# Short exercise A
List every person the text on the Lúin of Celtchar names as owning or wielding the lance.
# Short exercise B
Pick up the text on the Lúin of Celtchar right after its last sentence and keep writing.

# Text segment

········

= Lúin of Celtchar =

Mythological weapon

In the Ulster Cycle of early Irish literature, the Lúin of Celtchar (Irish: Lúin Celtchair) is the name of a long, fiery lance or spear belonging to Celtchar mac Uthechar and wielded by other heroes, such as Dubthach, Mac Cécht and Fedlimid.

==Properties==

Detailed descriptions of the spear's special use and terrible effect are to be found in the Middle Irish texts Togail Bruidne Dá Derga ("The Destruction of the Hostel of Da Derga") (Recension II) and Mesca Ulad ("The Intoxication of the Ulstermen"), both of which employ the so-called "watchman device" to describe the fearful appearance of the warrior Dubthach Dóeltenga. In Togail Bruidne Dá Derga, it appears when the spies of Ingcél Cáech report on Conaire's large retinue of warriors in the hostel of Da Derga in Leinster. Lomnae Drúth observes:

The man in the centre had a great lance, with fifty rivets through it, and its shaft would be a load for a team of oxen. He brandished the lance until sparks as big as eggs all but flew from it, and then he struck the butt against his palm three times. Before them was a great food cauldron, large enough for a bullock, with an appalling dark liquid in it, and the man dipped the lance into the liquid. If not the lance was not quenched quickly, it blazed up over its shaft – you would have thought there was a roaring fire in the upper part of the house.

········

# Supplied data
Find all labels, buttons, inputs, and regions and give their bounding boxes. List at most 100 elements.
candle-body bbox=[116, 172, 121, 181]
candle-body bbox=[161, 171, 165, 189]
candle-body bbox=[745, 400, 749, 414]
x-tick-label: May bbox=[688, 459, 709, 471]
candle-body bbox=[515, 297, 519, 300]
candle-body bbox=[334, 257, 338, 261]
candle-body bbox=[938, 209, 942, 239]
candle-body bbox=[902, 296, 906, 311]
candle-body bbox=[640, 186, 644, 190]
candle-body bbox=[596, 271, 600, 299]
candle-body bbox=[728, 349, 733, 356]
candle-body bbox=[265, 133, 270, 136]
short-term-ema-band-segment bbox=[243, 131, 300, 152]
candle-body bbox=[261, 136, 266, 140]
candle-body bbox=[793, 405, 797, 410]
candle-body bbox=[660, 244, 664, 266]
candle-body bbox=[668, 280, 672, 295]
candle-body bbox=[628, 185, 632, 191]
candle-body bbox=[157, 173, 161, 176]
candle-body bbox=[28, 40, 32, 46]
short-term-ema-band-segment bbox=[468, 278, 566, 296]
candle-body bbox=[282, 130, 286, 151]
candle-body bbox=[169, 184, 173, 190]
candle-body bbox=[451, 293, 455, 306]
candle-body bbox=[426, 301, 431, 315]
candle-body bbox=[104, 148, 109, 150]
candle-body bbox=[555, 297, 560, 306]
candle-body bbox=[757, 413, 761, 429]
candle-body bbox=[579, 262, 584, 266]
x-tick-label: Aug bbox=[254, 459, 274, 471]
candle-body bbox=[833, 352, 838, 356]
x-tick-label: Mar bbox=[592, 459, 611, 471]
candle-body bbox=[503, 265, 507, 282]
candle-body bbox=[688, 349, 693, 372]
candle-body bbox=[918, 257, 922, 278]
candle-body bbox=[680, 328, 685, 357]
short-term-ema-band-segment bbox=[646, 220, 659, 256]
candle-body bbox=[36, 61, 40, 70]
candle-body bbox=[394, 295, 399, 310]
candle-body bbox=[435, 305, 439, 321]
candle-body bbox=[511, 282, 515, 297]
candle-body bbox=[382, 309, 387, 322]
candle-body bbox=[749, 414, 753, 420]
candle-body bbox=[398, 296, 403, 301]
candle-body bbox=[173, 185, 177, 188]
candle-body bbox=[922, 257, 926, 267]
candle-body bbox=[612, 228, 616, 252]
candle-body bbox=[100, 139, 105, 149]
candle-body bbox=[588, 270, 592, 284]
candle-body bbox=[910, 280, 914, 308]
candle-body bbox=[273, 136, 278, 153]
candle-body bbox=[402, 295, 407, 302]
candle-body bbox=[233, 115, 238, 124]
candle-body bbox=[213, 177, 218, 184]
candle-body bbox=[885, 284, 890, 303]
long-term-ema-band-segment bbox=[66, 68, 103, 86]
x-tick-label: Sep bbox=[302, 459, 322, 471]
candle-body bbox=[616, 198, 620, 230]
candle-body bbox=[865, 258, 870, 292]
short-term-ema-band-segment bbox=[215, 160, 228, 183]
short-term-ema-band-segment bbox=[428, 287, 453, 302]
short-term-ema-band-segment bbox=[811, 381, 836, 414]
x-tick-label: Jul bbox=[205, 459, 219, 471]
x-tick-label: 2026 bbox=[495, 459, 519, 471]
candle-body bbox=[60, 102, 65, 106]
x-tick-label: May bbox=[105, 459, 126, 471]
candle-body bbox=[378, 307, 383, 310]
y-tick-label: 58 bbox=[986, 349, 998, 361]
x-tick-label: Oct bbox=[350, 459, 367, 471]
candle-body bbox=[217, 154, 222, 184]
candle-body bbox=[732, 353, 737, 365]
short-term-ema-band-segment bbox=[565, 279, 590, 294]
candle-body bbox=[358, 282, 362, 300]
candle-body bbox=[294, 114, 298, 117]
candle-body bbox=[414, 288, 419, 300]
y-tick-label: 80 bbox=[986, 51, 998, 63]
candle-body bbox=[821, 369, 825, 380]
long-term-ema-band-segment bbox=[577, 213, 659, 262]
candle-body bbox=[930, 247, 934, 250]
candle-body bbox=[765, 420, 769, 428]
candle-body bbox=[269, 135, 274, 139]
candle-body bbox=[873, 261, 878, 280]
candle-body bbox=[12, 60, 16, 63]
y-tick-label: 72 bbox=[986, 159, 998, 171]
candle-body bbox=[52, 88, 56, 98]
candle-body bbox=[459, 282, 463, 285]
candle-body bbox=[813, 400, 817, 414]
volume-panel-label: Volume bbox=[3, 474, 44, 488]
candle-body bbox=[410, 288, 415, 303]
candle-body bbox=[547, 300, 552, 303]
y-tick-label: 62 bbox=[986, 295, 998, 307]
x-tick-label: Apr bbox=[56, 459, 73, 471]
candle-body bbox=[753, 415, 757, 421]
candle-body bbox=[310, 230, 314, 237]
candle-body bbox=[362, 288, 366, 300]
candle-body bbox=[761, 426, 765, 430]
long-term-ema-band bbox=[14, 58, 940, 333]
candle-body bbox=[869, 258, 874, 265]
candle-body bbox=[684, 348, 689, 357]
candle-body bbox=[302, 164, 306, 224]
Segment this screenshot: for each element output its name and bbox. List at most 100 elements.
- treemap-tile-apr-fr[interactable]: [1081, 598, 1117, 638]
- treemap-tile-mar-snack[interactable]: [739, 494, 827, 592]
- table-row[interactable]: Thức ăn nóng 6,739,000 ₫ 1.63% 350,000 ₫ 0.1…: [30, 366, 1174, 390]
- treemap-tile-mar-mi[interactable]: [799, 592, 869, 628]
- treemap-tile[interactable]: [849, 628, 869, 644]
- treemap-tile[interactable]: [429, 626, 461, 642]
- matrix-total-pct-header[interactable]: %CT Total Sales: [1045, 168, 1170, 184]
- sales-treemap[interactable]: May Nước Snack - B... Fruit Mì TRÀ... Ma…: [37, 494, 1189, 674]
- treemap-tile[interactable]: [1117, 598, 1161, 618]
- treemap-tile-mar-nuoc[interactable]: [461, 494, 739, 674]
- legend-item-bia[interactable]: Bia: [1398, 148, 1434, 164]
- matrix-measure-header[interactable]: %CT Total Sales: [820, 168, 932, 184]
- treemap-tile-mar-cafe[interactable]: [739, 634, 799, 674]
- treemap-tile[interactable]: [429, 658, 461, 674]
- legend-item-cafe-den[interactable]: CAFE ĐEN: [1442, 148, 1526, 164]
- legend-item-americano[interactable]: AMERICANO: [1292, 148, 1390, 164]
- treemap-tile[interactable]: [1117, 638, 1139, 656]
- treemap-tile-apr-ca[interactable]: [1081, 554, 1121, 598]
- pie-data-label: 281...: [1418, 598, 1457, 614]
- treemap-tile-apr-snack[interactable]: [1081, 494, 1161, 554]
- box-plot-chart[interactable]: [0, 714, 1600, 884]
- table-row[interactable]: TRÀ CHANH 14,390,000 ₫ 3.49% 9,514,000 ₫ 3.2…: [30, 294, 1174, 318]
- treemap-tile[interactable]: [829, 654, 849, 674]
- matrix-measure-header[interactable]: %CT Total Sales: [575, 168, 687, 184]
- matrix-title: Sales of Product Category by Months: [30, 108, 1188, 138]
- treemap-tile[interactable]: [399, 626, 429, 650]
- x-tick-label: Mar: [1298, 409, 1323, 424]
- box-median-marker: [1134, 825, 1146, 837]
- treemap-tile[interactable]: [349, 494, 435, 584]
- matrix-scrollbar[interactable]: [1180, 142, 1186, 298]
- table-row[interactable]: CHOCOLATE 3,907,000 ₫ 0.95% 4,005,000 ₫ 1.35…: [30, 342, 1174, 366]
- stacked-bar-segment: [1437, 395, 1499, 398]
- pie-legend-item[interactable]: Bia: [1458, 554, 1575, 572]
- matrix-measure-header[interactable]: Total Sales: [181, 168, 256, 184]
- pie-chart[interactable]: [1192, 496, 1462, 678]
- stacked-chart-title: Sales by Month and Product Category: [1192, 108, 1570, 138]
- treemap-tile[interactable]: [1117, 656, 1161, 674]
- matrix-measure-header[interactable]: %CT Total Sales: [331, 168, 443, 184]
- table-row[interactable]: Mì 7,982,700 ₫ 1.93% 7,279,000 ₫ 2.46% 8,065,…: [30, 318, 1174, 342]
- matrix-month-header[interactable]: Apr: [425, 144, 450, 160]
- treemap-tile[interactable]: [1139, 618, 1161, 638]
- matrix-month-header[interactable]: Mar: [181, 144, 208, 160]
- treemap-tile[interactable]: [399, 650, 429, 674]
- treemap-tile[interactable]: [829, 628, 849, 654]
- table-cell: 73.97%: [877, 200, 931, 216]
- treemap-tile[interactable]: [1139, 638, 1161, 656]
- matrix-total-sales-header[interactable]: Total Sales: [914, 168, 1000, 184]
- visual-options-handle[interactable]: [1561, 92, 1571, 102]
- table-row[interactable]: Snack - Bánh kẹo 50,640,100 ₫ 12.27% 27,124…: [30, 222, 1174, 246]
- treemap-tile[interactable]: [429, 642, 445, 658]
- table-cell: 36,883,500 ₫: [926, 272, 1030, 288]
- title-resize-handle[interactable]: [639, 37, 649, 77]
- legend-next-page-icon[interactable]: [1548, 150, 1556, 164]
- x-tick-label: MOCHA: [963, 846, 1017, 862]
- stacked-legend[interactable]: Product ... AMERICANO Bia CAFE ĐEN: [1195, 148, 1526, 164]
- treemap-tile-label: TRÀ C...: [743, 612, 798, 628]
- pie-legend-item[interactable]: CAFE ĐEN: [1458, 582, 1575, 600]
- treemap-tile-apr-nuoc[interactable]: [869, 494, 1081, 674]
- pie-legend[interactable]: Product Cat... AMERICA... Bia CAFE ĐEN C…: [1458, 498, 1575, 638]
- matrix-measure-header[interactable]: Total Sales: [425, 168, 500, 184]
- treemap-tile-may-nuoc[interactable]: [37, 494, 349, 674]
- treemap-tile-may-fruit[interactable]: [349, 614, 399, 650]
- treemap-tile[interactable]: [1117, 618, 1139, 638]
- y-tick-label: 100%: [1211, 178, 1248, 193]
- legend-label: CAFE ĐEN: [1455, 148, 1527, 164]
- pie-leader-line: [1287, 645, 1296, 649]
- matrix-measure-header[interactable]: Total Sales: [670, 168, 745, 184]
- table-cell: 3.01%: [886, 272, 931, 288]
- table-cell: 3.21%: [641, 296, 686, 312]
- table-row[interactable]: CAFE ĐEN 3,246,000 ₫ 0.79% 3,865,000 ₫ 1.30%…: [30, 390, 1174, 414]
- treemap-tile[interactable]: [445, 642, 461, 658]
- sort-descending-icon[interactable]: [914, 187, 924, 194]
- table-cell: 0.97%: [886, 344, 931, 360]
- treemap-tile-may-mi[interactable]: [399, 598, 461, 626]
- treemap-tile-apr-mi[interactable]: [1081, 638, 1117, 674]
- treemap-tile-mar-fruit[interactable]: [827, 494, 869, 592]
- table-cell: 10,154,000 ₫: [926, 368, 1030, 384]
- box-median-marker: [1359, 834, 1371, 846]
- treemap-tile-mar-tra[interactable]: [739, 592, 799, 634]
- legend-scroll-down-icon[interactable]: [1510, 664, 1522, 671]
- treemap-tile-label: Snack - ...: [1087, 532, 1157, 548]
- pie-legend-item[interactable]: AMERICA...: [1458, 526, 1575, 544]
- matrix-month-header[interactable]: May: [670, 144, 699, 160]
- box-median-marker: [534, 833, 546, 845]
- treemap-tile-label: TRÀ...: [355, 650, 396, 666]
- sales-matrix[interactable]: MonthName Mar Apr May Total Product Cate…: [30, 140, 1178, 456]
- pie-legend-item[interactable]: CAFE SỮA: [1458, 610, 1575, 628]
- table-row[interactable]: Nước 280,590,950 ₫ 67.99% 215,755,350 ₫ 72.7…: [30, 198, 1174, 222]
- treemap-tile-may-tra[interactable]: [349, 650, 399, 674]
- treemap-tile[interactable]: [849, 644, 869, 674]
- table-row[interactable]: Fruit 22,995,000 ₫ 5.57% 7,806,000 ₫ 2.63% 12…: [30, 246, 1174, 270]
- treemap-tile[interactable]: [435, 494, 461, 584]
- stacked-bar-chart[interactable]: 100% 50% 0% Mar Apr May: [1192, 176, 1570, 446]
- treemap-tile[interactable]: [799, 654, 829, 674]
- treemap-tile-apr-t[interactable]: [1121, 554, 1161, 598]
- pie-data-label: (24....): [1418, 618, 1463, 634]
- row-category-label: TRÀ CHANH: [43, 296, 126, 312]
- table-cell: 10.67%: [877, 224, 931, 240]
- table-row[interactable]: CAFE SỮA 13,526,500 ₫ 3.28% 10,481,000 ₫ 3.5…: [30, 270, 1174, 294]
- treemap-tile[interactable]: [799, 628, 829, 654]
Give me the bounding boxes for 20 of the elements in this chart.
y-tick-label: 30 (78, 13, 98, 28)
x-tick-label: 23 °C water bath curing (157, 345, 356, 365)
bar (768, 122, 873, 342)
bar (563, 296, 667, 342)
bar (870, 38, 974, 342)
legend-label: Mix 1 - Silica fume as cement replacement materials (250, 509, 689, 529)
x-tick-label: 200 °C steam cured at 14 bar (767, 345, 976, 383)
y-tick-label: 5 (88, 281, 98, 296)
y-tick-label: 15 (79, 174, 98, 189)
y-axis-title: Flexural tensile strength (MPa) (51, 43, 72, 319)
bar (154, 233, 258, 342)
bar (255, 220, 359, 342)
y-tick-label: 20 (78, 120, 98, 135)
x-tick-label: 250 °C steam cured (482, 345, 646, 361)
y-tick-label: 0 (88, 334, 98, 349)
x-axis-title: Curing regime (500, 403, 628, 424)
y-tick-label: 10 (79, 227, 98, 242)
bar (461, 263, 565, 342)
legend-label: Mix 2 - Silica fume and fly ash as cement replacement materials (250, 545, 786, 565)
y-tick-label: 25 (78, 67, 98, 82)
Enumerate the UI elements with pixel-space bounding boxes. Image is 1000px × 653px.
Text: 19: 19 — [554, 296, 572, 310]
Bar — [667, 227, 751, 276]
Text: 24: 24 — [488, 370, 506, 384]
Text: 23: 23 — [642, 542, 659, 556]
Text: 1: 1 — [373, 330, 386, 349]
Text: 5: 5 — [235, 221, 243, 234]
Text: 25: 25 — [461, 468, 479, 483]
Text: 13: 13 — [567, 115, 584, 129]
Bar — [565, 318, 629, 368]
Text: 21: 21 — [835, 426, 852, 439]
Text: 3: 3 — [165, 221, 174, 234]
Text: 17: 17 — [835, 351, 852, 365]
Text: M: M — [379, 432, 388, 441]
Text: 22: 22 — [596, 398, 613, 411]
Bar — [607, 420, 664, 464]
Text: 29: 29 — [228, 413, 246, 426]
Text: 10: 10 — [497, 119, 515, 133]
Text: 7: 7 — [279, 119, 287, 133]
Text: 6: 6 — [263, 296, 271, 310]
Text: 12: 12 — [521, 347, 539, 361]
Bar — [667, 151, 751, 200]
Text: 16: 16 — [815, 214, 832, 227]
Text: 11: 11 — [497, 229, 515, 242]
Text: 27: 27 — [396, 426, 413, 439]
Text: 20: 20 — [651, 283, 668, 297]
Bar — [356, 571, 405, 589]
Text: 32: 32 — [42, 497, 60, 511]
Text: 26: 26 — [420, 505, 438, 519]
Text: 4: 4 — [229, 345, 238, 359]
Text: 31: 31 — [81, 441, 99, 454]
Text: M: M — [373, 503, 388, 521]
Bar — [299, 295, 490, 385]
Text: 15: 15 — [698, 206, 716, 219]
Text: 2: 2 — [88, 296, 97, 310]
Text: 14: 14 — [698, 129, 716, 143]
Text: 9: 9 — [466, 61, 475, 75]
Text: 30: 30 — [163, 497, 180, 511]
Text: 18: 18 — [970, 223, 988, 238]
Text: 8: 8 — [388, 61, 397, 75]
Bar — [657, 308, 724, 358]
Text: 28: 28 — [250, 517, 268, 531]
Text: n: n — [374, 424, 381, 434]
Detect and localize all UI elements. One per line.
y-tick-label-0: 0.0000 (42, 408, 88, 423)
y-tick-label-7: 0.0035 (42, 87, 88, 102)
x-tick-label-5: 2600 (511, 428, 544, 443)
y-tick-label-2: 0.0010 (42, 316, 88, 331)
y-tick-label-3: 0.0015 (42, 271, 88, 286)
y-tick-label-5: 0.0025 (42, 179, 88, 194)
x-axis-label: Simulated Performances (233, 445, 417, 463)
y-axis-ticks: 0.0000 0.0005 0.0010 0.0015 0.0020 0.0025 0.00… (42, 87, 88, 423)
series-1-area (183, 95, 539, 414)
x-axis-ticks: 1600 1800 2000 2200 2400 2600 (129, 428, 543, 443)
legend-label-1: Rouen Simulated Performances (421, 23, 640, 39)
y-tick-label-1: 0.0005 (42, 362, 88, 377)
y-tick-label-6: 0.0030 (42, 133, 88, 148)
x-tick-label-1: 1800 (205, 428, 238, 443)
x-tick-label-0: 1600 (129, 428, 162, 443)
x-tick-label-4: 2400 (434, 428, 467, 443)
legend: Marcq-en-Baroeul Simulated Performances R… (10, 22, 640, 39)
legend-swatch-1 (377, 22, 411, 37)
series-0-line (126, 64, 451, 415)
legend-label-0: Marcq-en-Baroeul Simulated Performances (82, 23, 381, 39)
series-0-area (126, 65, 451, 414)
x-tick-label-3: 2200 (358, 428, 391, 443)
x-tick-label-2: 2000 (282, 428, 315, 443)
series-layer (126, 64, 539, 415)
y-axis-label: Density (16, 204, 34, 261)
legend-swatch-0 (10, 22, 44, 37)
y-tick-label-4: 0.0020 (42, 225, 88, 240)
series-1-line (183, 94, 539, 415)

········

# Response A
Celtchar mac Uthechar, Dubthach, Mac Cécht, Fedlimid

# Response B
The interpreter Fer Rogain identifies the figure as Dubthach Dóeltenga and explains:

And the lance that was in the hand of Dubthach, that was the Lúin of Celtchair son of Uthechar that was found at the Battle of Mag Tuired. Whenever the blood of enemies is about to flow from the lance, a cauldron full of venom is required to quench it; otherwise, the lance will blaze up in the fist of the man carrying it, and it will pierce him or the lord of the royal house. Each thrust of this lance will kill a man, even if it does not reach him; if the lance is cast, it will kill nine men, and there will be a king or royal heir or plundering chieftain in their number. I swear by what my people swear by, the Lúin of Celtchar will serve drinks of death to a multitude tonight.

In Mesca Ulad, Medb's watchmen paint a very similar picture when they describe one of the approaching warriors:

A great warrior, his spear reaches to the height of his shoulder. When its spear-heat seizes it, he strikes the butt of the great spear across the palm, so that the fill of a sack-measure of fiery tinder-sparks bursts out over its blade and over its tip, when its spear-heat takes hold of it. Before him there is a cauldron of black blood, of dreadful liquid, prepared by night by his sorcery from the blood of dogs and cats and druids, in order that the head of that spear might be dipped in that poisonous liquid when its spear-heat comes to it.

Cú Roí then explains to Medb and her company that the watchmen have just seen Dubthach, who has borrowed the Lúin of Celtchar, and that a cauldron of red blood stands before him "so that it would not burn its shaft or the man who carried it were it not bathed in the cauldron of poisonous blood; and it is foretelling battle that it is." This latter quality has been taken to mean that such "sensitive spears ... by their vibration, portended the imminence of battle and slaughter."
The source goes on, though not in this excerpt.